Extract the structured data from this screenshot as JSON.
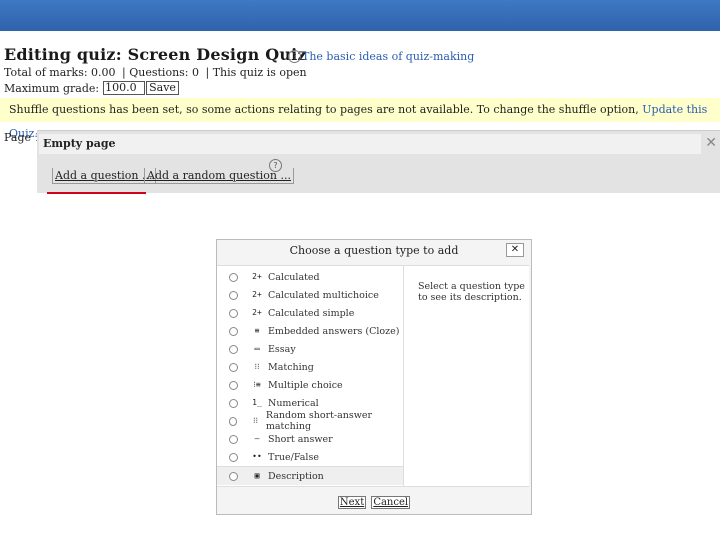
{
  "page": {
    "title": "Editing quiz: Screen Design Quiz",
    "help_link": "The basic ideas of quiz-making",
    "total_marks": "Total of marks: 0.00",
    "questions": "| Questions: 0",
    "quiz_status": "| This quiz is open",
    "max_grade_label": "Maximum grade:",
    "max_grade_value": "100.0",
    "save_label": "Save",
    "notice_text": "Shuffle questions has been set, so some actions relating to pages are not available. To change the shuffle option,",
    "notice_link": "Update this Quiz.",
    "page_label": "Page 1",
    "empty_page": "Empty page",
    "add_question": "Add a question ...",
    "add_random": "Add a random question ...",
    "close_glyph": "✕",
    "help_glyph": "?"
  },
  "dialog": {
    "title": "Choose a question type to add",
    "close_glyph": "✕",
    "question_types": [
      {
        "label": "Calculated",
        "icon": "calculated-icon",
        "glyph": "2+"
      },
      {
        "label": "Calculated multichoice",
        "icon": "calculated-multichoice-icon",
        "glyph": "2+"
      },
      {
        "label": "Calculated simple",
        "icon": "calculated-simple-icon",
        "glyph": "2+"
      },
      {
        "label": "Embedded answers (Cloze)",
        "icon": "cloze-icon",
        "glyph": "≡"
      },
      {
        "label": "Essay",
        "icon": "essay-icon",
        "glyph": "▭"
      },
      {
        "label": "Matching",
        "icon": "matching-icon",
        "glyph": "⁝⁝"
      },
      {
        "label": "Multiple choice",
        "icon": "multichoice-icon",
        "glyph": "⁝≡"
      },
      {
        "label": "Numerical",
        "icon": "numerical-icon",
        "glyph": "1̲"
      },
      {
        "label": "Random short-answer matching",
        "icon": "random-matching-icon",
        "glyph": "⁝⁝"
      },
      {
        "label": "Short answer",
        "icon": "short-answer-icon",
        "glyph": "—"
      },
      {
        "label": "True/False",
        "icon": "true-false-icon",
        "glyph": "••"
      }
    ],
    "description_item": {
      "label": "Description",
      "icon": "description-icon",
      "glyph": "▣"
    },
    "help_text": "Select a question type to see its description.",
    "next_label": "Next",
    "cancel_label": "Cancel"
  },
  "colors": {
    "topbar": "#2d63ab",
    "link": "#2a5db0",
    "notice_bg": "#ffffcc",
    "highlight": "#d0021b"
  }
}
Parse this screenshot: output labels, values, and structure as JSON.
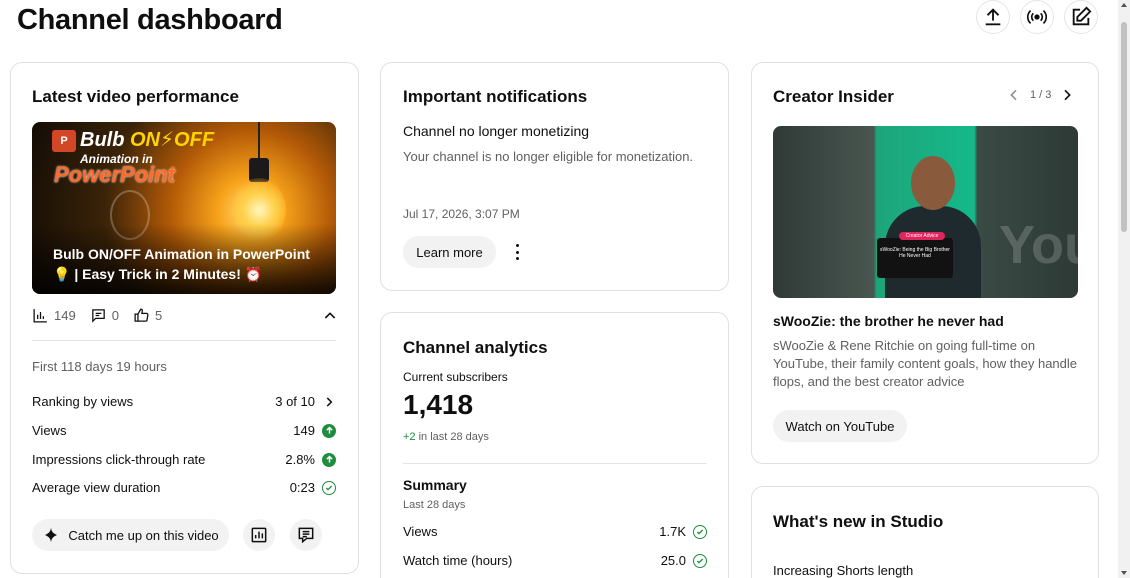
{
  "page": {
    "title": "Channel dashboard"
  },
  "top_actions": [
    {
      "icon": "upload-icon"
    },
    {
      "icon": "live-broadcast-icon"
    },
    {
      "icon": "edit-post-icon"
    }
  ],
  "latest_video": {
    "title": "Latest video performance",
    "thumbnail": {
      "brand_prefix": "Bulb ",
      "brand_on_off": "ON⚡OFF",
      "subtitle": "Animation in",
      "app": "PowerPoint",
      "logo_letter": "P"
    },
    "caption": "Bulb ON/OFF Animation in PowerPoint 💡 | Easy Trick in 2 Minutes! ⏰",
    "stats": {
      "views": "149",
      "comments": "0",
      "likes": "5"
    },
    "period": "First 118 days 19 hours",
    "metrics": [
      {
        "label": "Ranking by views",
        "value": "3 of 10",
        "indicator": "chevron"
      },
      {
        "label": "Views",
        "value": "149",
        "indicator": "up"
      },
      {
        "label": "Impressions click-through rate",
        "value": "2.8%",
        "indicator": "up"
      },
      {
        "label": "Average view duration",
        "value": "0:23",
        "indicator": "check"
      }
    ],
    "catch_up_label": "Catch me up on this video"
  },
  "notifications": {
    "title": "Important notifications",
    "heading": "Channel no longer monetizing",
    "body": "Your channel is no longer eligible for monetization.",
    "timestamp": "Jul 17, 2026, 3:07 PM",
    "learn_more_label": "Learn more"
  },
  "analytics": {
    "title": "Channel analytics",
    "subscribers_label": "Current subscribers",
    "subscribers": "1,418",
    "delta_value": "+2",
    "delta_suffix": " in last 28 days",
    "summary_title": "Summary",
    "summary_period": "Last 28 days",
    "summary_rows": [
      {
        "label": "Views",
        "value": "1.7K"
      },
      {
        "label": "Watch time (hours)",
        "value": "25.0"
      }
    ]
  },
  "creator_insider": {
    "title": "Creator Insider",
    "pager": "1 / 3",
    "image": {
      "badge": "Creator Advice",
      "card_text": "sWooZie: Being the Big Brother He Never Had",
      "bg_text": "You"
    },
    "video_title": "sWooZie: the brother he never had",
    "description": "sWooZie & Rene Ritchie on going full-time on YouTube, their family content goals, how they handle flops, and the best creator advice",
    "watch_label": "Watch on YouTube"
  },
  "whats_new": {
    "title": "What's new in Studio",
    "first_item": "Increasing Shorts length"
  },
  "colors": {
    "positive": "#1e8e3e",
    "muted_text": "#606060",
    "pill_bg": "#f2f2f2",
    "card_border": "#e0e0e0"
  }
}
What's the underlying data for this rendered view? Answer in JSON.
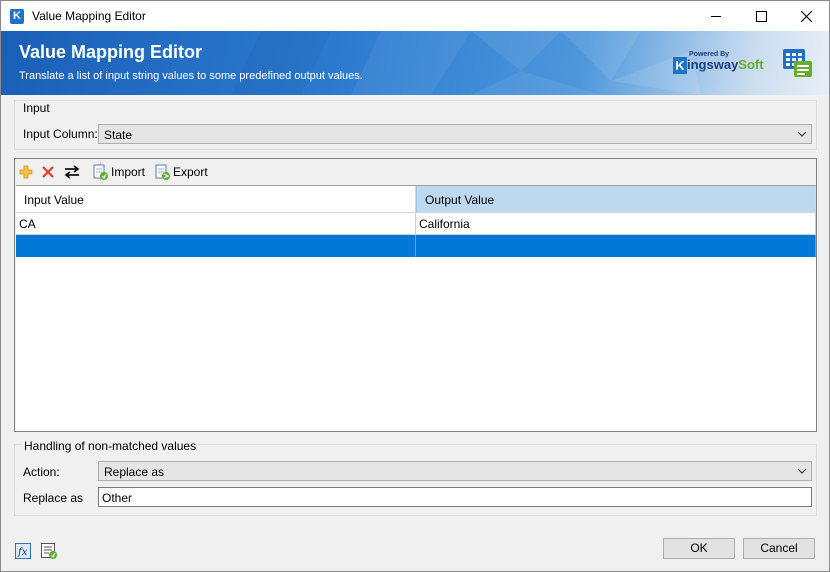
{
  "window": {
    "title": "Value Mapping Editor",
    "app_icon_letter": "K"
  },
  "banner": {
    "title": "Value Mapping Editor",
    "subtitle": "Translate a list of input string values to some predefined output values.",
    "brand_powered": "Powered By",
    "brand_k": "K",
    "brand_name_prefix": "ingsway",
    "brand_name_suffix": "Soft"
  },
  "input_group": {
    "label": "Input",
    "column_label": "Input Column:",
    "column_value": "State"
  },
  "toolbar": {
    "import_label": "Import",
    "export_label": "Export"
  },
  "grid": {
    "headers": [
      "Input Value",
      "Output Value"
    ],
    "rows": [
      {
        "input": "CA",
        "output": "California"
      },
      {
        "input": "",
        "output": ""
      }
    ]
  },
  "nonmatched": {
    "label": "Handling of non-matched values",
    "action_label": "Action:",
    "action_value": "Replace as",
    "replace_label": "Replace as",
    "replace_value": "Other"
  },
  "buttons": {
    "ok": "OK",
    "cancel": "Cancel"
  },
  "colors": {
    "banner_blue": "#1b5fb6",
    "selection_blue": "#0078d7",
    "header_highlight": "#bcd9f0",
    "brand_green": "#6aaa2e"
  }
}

┄┄┄┄┄┄┄┄┄┄┄┄┄┄┄┄┄┄┄┄

PROBLEM DETAILS — Find each line holding the word "screenshot" and copy it.

FULL SOLUTION —
Extract the structured data from this screenshot as JSON.
Parse this screenshot: output labels, values, and structure as JSON.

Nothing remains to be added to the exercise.